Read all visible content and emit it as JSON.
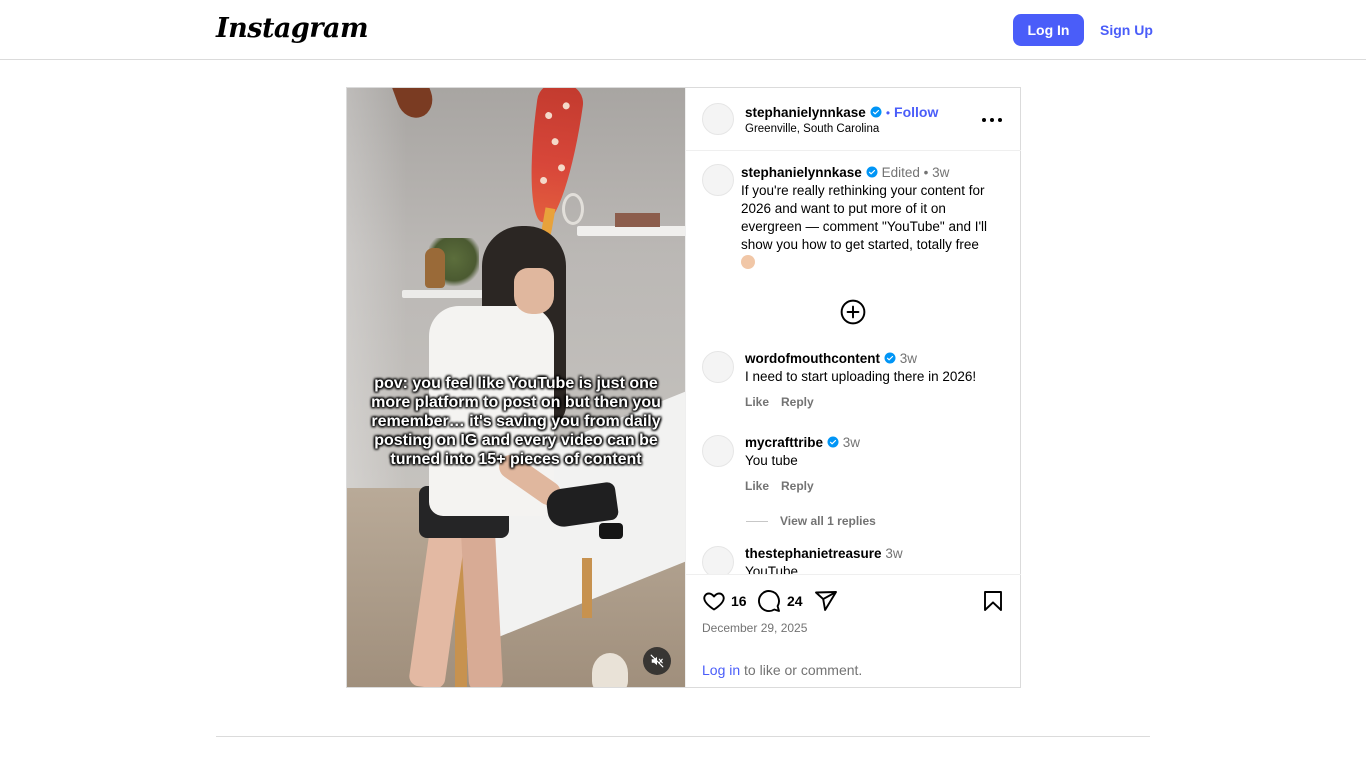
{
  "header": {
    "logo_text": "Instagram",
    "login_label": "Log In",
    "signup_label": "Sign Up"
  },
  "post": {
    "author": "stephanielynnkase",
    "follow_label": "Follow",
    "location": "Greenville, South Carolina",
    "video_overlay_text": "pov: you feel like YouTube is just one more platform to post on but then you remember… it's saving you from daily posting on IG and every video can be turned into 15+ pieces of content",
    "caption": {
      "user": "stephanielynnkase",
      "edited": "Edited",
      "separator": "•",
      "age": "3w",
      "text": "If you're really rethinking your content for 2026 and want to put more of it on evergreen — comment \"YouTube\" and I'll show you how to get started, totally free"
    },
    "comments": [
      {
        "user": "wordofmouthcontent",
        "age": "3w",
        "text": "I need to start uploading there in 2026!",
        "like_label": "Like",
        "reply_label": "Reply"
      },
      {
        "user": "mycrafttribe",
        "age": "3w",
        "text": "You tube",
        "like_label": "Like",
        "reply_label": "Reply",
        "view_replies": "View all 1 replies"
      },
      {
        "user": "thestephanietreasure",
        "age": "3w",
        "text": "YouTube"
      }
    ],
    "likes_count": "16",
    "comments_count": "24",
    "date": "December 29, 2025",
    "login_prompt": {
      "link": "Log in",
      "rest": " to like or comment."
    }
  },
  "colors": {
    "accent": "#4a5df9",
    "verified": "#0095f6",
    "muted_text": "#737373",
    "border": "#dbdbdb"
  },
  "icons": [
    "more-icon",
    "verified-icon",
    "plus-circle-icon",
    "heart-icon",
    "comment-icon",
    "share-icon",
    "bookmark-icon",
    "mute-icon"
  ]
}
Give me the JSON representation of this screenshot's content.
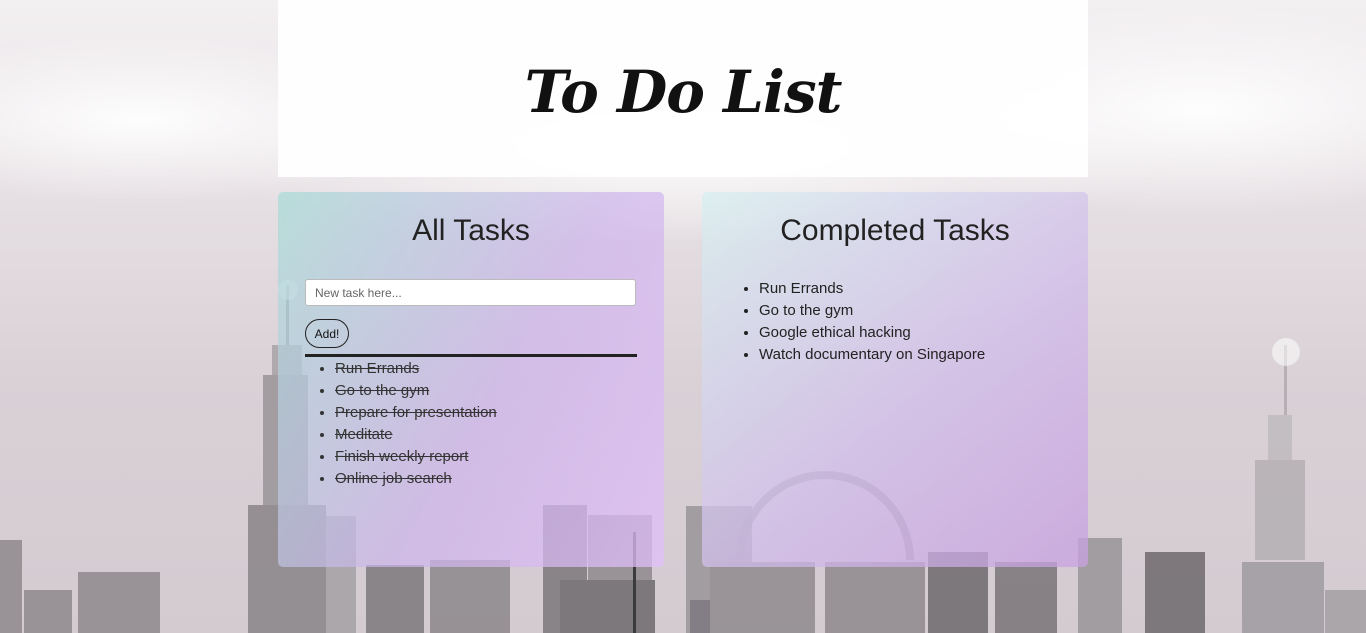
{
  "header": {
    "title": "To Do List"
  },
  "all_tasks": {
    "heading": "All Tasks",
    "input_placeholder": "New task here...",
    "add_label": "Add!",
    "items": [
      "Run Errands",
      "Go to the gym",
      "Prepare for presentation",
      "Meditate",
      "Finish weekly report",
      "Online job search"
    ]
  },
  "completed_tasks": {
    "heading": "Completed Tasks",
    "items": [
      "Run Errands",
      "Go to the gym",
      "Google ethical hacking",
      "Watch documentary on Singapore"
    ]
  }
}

__Task to carry out__
All lines from the one holding "Give me the" to the end of the listing above need to be duplicated exactly. None of the pictures should be included.

__The answer__
Give me the JSON representation of this screenshot's content.
{
  "header": {
    "title": "To Do List"
  },
  "all_tasks": {
    "heading": "All Tasks",
    "input_placeholder": "New task here...",
    "add_label": "Add!",
    "items": [
      "Run Errands",
      "Go to the gym",
      "Prepare for presentation",
      "Meditate",
      "Finish weekly report",
      "Online job search"
    ]
  },
  "completed_tasks": {
    "heading": "Completed Tasks",
    "items": [
      "Run Errands",
      "Go to the gym",
      "Google ethical hacking",
      "Watch documentary on Singapore"
    ]
  }
}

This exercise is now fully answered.